Go through the entries and say how many lines contain the string "Scott". The number is the whole answer.
++++ DATA FOR THIS EXERCISE ++++
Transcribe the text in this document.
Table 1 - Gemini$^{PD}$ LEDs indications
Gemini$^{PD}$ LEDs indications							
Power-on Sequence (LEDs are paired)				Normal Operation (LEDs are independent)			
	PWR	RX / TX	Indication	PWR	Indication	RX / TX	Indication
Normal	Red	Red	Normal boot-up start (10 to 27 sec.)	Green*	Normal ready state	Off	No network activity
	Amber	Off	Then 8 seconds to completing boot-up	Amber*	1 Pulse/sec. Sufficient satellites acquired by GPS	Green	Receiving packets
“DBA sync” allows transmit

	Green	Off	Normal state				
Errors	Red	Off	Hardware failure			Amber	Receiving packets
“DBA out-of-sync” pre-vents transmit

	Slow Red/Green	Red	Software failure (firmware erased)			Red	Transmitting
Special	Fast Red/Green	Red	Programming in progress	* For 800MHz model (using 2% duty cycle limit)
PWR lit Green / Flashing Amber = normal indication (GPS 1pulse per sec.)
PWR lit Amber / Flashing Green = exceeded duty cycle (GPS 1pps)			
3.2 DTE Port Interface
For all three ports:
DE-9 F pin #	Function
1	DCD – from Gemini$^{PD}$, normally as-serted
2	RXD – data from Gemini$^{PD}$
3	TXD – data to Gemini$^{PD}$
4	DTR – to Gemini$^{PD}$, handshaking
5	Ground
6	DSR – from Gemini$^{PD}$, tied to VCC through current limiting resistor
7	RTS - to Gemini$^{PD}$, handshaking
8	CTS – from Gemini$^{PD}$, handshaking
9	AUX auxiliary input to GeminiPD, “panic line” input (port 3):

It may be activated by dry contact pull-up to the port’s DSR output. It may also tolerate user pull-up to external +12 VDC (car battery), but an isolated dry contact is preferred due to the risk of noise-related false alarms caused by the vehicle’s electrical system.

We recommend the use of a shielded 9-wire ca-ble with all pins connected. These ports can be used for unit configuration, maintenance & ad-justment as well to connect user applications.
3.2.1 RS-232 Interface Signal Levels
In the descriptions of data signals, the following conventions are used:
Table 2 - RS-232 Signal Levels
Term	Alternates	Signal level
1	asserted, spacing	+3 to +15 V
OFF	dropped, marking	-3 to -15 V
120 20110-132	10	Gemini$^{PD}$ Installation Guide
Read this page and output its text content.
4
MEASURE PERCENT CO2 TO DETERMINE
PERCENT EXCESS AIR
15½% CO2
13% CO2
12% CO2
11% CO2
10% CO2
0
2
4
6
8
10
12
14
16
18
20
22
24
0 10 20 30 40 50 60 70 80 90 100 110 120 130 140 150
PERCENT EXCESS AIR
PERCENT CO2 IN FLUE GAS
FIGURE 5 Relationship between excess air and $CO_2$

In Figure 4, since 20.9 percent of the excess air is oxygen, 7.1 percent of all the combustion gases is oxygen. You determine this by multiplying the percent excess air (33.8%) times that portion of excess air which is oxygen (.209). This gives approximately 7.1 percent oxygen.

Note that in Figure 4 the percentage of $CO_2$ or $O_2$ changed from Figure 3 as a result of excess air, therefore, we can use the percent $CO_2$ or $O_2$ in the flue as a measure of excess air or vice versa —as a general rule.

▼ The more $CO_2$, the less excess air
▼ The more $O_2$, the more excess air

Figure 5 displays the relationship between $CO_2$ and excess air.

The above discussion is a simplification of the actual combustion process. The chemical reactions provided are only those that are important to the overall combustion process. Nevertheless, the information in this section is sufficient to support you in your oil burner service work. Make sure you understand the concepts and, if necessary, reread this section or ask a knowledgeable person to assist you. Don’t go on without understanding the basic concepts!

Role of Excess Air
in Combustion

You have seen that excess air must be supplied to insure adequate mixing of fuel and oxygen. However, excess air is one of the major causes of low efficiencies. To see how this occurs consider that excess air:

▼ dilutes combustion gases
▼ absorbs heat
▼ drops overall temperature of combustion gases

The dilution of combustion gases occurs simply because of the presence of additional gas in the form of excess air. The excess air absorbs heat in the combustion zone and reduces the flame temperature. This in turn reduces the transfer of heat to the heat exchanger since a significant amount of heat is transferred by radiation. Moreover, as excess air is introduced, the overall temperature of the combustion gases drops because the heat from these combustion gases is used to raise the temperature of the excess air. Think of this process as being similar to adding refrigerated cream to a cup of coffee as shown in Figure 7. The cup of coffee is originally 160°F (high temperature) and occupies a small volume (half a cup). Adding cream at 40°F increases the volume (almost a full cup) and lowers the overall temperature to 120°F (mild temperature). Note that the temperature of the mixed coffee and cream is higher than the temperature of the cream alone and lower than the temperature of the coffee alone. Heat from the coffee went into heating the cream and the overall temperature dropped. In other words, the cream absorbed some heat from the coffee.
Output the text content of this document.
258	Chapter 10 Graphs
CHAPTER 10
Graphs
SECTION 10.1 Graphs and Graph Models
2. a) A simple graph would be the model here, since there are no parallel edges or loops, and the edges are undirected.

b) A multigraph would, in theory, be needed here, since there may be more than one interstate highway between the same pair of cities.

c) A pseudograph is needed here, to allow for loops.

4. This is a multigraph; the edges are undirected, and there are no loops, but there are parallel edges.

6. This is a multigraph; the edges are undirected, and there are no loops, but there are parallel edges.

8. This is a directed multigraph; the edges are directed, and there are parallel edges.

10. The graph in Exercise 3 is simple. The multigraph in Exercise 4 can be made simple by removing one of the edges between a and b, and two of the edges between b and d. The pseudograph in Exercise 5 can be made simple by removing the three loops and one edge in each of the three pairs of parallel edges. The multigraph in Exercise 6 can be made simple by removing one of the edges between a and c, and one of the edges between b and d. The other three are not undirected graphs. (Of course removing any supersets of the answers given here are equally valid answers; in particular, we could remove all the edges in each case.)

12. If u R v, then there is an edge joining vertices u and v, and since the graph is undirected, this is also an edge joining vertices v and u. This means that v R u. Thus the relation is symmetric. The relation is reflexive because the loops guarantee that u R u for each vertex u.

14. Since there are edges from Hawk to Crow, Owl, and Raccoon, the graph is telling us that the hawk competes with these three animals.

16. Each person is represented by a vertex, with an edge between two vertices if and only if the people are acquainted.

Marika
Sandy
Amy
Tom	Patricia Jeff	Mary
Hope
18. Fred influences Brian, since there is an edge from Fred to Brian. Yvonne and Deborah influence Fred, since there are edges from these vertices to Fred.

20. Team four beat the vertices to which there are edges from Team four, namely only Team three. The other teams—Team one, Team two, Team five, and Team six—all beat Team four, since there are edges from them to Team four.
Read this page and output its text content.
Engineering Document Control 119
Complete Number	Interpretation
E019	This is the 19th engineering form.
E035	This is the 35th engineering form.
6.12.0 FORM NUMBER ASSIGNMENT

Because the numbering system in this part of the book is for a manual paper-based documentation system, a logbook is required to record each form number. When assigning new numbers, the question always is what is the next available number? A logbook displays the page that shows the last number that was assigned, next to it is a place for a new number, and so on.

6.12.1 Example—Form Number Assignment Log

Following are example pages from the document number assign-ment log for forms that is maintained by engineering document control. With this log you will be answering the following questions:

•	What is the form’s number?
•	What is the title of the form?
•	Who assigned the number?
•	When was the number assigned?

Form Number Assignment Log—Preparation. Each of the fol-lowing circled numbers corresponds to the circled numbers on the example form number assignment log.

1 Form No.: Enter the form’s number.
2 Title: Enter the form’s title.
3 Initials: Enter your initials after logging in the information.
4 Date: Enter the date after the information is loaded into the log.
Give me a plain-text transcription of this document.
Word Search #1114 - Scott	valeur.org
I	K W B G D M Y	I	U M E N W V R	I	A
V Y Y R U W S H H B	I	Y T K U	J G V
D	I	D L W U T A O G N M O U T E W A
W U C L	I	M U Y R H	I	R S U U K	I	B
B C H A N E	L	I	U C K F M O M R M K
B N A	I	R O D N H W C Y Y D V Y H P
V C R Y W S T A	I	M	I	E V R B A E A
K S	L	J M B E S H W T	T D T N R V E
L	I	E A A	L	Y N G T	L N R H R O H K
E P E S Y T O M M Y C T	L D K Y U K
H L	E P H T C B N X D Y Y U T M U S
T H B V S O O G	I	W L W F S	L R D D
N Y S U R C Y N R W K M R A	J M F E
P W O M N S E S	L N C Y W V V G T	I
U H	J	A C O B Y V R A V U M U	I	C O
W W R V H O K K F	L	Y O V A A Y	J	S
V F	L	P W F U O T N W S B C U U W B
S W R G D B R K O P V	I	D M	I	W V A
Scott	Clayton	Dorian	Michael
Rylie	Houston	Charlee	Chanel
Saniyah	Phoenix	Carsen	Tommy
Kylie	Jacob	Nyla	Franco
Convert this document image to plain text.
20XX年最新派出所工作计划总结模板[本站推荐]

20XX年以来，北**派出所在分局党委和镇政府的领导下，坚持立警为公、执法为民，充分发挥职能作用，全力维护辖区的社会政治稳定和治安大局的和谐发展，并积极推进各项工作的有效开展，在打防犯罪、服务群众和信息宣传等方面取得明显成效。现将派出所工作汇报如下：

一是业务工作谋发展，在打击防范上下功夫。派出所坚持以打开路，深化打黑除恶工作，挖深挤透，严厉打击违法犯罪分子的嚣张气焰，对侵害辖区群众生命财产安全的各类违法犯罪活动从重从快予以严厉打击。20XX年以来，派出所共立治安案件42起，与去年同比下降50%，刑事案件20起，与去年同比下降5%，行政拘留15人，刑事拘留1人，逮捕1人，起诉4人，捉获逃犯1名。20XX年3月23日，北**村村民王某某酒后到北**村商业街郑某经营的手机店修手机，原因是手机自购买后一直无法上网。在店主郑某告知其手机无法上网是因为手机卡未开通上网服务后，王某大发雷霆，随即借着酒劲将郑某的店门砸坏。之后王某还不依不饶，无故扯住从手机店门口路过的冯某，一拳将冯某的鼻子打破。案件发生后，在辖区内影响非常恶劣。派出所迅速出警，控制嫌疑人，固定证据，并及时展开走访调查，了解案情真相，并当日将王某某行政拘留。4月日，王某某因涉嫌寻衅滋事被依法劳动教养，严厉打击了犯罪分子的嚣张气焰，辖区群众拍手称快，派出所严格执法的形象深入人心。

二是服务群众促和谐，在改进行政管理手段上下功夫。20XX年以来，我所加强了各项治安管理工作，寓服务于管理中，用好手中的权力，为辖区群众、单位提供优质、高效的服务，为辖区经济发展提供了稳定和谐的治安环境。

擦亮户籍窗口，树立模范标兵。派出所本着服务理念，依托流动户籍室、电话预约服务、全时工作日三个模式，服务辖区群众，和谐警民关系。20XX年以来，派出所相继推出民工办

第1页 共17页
++++
▸ **FINISHED EXERCISE**: 2